***** MATERIAL FOR THIS TASK *****

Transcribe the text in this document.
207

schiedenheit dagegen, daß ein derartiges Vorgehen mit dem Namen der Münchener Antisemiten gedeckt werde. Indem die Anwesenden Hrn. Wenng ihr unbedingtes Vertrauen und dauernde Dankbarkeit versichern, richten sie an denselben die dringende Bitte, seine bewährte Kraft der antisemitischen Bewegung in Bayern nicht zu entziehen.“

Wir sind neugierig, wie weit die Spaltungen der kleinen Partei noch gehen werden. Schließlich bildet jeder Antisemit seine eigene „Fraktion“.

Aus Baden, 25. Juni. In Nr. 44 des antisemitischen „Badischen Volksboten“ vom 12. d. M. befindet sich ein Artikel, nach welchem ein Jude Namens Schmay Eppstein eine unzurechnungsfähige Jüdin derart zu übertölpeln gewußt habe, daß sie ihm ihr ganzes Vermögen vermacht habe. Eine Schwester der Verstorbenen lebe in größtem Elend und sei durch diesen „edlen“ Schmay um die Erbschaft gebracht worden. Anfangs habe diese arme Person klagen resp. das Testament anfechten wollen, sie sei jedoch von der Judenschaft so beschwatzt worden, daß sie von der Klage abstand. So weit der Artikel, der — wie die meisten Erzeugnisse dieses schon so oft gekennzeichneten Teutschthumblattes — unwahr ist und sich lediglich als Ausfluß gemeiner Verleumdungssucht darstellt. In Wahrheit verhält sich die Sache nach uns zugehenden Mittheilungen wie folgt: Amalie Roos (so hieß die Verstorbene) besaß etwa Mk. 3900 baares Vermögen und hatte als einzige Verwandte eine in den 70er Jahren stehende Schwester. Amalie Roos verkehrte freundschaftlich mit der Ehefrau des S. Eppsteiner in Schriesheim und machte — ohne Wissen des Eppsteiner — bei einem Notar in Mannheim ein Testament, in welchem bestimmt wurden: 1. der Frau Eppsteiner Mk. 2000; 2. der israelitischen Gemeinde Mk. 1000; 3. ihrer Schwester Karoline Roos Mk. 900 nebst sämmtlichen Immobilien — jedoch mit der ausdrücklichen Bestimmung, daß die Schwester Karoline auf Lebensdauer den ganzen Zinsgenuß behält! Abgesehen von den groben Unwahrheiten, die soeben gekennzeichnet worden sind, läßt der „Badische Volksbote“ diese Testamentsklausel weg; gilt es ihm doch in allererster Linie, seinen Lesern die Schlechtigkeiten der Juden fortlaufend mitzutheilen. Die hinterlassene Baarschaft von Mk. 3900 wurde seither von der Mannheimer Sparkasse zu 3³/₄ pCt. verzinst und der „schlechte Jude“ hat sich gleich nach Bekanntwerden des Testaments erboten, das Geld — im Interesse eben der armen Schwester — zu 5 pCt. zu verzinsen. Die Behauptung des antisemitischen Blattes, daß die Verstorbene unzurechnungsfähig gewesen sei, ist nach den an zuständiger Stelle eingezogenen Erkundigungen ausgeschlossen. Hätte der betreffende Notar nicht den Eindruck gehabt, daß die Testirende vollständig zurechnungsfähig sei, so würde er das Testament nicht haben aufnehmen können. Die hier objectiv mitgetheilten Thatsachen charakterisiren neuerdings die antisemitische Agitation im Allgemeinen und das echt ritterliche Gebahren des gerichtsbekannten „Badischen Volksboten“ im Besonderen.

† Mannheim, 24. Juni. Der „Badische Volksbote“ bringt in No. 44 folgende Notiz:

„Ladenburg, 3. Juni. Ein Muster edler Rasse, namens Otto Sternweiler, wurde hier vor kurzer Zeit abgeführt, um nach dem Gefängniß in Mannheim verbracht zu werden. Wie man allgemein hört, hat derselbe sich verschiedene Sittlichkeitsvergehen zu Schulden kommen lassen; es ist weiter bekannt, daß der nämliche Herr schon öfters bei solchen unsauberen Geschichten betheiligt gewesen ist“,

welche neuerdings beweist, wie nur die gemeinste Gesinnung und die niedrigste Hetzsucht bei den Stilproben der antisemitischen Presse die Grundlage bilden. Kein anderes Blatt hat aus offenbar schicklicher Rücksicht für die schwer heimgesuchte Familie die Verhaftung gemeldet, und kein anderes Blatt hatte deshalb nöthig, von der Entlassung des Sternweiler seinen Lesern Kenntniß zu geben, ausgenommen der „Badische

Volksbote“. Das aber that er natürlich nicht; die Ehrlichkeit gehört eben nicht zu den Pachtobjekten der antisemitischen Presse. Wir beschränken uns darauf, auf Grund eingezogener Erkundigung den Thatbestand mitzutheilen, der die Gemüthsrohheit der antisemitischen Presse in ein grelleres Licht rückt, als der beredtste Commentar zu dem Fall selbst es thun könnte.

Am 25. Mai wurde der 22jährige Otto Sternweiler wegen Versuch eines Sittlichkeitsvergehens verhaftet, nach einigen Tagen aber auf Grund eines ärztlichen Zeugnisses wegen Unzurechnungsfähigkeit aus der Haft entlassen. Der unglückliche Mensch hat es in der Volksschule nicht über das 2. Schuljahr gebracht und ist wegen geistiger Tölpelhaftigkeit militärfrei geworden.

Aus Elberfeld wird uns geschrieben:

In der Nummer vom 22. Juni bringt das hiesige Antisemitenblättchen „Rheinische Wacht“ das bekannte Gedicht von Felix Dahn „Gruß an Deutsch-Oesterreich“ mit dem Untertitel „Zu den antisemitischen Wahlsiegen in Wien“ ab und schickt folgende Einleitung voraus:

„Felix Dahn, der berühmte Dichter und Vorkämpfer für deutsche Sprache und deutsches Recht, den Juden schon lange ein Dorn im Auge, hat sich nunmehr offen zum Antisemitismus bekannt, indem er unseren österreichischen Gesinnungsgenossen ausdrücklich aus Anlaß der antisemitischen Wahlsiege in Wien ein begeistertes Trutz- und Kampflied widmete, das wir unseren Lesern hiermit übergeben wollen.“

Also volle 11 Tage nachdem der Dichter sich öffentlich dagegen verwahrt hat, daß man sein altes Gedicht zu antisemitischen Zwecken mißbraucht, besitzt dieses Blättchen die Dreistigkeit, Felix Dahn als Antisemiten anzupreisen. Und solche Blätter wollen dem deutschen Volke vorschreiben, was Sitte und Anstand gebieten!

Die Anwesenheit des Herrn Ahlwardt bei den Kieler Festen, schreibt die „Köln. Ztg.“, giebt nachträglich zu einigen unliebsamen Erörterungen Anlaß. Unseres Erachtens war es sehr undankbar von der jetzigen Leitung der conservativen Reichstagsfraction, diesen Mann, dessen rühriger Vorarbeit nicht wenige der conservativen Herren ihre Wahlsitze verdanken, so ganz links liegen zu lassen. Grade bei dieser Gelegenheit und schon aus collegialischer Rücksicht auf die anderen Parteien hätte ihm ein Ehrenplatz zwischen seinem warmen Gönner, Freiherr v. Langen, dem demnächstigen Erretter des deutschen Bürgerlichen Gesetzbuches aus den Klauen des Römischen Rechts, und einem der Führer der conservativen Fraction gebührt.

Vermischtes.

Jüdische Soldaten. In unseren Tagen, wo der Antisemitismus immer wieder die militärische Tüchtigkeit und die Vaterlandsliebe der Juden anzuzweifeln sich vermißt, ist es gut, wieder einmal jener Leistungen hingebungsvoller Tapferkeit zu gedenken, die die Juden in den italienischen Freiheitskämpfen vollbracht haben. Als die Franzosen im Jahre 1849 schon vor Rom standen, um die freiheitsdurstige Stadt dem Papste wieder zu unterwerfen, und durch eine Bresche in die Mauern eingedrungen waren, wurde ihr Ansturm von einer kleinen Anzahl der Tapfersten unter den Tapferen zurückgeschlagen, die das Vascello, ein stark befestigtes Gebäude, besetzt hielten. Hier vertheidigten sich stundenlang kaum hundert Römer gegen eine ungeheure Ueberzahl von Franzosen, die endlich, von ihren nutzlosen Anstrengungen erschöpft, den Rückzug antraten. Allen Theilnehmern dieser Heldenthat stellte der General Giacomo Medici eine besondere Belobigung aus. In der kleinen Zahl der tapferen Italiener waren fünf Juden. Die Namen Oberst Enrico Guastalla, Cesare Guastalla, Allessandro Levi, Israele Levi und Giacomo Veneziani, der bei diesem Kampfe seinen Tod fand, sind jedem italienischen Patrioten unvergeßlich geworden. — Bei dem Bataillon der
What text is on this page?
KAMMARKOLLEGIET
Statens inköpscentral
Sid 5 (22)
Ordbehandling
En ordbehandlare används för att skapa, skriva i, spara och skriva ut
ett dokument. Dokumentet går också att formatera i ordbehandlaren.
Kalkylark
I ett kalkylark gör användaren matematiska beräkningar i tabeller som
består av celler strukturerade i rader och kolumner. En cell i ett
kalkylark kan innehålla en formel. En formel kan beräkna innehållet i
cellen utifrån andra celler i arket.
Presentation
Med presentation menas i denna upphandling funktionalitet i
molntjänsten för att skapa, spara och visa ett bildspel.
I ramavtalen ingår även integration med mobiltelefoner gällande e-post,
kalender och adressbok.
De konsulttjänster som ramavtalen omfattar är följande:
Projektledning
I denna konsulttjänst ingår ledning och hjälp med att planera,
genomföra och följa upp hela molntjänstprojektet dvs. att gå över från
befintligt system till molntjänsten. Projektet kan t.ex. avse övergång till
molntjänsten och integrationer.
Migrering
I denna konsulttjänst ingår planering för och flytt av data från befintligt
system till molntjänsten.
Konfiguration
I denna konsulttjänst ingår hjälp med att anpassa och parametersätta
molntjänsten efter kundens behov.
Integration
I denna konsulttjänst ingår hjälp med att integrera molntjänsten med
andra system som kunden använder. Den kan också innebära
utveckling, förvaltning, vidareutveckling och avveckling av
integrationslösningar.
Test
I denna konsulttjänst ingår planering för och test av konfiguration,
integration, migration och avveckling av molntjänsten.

*****

* _EXERCISE BRIEF_:
Which of the lines above mention the word "bringt"? Pull those lines out.

* _RESULT OF THE TASK_:
† Mannheim, 24. Juni. Der „Badische Volksbote“ bringt in No. 44 folgende Notiz:
In der Nummer vom 22. Juni bringt das hiesige Antisemitenblättchen „Rheinische Wacht“ das bekannte Gedicht von Felix Dahn „Gruß an Deutsch-Oesterreich“ mit dem Untertitel „Zu den antisemitischen Wahlsiegen in Wien“ ab und schickt folgende Einleitung voraus:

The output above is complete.